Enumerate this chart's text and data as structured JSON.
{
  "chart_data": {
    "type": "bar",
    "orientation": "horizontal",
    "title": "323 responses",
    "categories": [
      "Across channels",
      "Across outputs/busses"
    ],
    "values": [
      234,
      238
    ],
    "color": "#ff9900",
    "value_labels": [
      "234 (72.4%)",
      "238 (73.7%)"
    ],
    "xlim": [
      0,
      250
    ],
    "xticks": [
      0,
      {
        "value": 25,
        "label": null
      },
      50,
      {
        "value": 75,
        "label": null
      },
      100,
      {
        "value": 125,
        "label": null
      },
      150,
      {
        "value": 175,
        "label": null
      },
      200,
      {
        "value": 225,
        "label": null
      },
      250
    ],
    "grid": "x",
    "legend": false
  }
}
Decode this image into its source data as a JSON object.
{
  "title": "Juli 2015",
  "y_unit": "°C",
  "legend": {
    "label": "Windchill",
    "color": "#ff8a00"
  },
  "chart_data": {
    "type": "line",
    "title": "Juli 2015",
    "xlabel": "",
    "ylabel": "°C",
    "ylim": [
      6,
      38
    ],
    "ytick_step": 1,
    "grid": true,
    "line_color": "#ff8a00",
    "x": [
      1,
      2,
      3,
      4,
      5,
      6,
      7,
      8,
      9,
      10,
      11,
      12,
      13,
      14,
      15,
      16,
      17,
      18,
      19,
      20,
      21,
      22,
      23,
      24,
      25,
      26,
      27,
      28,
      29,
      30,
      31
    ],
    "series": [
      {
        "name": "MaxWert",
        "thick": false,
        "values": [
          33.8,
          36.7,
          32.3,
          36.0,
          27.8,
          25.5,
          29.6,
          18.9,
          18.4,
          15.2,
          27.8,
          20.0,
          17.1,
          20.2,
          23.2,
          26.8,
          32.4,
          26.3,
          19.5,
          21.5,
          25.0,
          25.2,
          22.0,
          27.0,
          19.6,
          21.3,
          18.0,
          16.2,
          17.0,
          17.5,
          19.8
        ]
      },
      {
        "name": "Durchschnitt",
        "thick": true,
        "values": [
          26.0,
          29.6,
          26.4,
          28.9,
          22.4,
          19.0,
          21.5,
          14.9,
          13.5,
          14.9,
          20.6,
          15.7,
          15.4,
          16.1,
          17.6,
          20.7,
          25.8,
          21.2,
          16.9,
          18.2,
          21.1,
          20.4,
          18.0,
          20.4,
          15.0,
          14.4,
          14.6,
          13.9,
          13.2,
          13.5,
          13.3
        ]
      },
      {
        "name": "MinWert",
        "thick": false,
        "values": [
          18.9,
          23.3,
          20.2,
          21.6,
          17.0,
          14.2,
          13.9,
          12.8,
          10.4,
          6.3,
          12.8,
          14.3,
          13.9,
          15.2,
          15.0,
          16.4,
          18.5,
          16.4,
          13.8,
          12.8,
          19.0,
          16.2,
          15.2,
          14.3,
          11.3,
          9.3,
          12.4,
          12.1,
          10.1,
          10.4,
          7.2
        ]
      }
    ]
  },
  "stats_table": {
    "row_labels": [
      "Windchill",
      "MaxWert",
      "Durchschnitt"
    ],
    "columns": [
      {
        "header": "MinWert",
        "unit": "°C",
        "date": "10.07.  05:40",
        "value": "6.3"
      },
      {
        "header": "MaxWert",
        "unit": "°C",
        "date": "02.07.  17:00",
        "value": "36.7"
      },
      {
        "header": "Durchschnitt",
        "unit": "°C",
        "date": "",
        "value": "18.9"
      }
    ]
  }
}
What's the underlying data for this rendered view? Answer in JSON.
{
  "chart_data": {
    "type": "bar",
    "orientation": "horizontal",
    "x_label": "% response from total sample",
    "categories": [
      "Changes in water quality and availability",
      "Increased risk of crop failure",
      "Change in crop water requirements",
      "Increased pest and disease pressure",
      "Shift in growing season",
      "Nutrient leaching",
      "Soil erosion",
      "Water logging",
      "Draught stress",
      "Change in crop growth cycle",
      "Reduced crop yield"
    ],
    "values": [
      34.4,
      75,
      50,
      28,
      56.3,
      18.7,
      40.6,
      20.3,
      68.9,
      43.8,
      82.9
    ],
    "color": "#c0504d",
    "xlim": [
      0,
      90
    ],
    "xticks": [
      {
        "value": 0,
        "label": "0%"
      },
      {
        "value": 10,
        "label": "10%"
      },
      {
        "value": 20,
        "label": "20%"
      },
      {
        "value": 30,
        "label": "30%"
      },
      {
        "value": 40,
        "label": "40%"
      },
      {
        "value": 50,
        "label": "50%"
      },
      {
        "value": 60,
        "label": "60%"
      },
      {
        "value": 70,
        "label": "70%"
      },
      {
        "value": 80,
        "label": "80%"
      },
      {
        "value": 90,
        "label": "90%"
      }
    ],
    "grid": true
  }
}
■ ■ ■
Your objective: Type out all of the material again, word for word.

Finished exercise:
Enumerate this chart's text and data as structured JSON.
{
  "chart_data": {
    "type": "bar",
    "orientation": "horizontal",
    "title": "323 responses",
    "categories": [
      "Across channels",
      "Across outputs/busses"
    ],
    "values": [
      234,
      238
    ],
    "color": "#ff9900",
    "value_labels": [
      "234 (72.4%)",
      "238 (73.7%)"
    ],
    "xlim": [
      0,
      250
    ],
    "xticks": [
      0,
      {
        "value": 25,
        "label": null
      },
      50,
      {
        "value": 75,
        "label": null
      },
      100,
      {
        "value": 125,
        "label": null
      },
      150,
      {
        "value": 175,
        "label": null
      },
      200,
      {
        "value": 225,
        "label": null
      },
      250
    ],
    "grid": "x",
    "legend": false
  }
}
Decode this image into its source data as a JSON object.
{
  "title": "Juli 2015",
  "y_unit": "°C",
  "legend": {
    "label": "Windchill",
    "color": "#ff8a00"
  },
  "chart_data": {
    "type": "line",
    "title": "Juli 2015",
    "xlabel": "",
    "ylabel": "°C",
    "ylim": [
      6,
      38
    ],
    "ytick_step": 1,
    "grid": true,
    "line_color": "#ff8a00",
    "x": [
      1,
      2,
      3,
      4,
      5,
      6,
      7,
      8,
      9,
      10,
      11,
      12,
      13,
      14,
      15,
      16,
      17,
      18,
      19,
      20,
      21,
      22,
      23,
      24,
      25,
      26,
      27,
      28,
      29,
      30,
      31
    ],
    "series": [
      {
        "name": "MaxWert",
        "thick": false,
        "values": [
          33.8,
          36.7,
          32.3,
          36.0,
          27.8,
          25.5,
          29.6,
          18.9,
          18.4,
          15.2,
          27.8,
          20.0,
          17.1,
          20.2,
          23.2,
          26.8,
          32.4,
          26.3,
          19.5,
          21.5,
          25.0,
          25.2,
          22.0,
          27.0,
          19.6,
          21.3,
          18.0,
          16.2,
          17.0,
          17.5,
          19.8
        ]
      },
      {
        "name": "Durchschnitt",
        "thick": true,
        "values": [
          26.0,
          29.6,
          26.4,
          28.9,
          22.4,
          19.0,
          21.5,
          14.9,
          13.5,
          14.9,
          20.6,
          15.7,
          15.4,
          16.1,
          17.6,
          20.7,
          25.8,
          21.2,
          16.9,
          18.2,
          21.1,
          20.4,
          18.0,
          20.4,
          15.0,
          14.4,
          14.6,
          13.9,
          13.2,
          13.5,
          13.3
        ]
      },
      {
        "name": "MinWert",
        "thick": false,
        "values": [
          18.9,
          23.3,
          20.2,
          21.6,
          17.0,
          14.2,
          13.9,
          12.8,
          10.4,
          6.3,
          12.8,
          14.3,
          13.9,
          15.2,
          15.0,
          16.4,
          18.5,
          16.4,
          13.8,
          12.8,
          19.0,
          16.2,
          15.2,
          14.3,
          11.3,
          9.3,
          12.4,
          12.1,
          10.1,
          10.4,
          7.2
        ]
      }
    ]
  },
  "stats_table": {
    "row_labels": [
      "Windchill",
      "MaxWert",
      "Durchschnitt"
    ],
    "columns": [
      {
        "header": "MinWert",
        "unit": "°C",
        "date": "10.07.  05:40",
        "value": "6.3"
      },
      {
        "header": "MaxWert",
        "unit": "°C",
        "date": "02.07.  17:00",
        "value": "36.7"
      },
      {
        "header": "Durchschnitt",
        "unit": "°C",
        "date": "",
        "value": "18.9"
      }
    ]
  }
}
What's the underlying data for this rendered view? Answer in JSON.
{
  "chart_data": {
    "type": "bar",
    "orientation": "horizontal",
    "x_label": "% response from total sample",
    "categories": [
      "Changes in water quality and availability",
      "Increased risk of crop failure",
      "Change in crop water requirements",
      "Increased pest and disease pressure",
      "Shift in growing season",
      "Nutrient leaching",
      "Soil erosion",
      "Water logging",
      "Draught stress",
      "Change in crop growth cycle",
      "Reduced crop yield"
    ],
    "values": [
      34.4,
      75,
      50,
      28,
      56.3,
      18.7,
      40.6,
      20.3,
      68.9,
      43.8,
      82.9
    ],
    "color": "#c0504d",
    "xlim": [
      0,
      90
    ],
    "xticks": [
      {
        "value": 0,
        "label": "0%"
      },
      {
        "value": 10,
        "label": "10%"
      },
      {
        "value": 20,
        "label": "20%"
      },
      {
        "value": 30,
        "label": "30%"
      },
      {
        "value": 40,
        "label": "40%"
      },
      {
        "value": 50,
        "label": "50%"
      },
      {
        "value": 60,
        "label": "60%"
      },
      {
        "value": 70,
        "label": "70%"
      },
      {
        "value": 80,
        "label": "80%"
      },
      {
        "value": 90,
        "label": "90%"
      }
    ],
    "grid": true
  }
}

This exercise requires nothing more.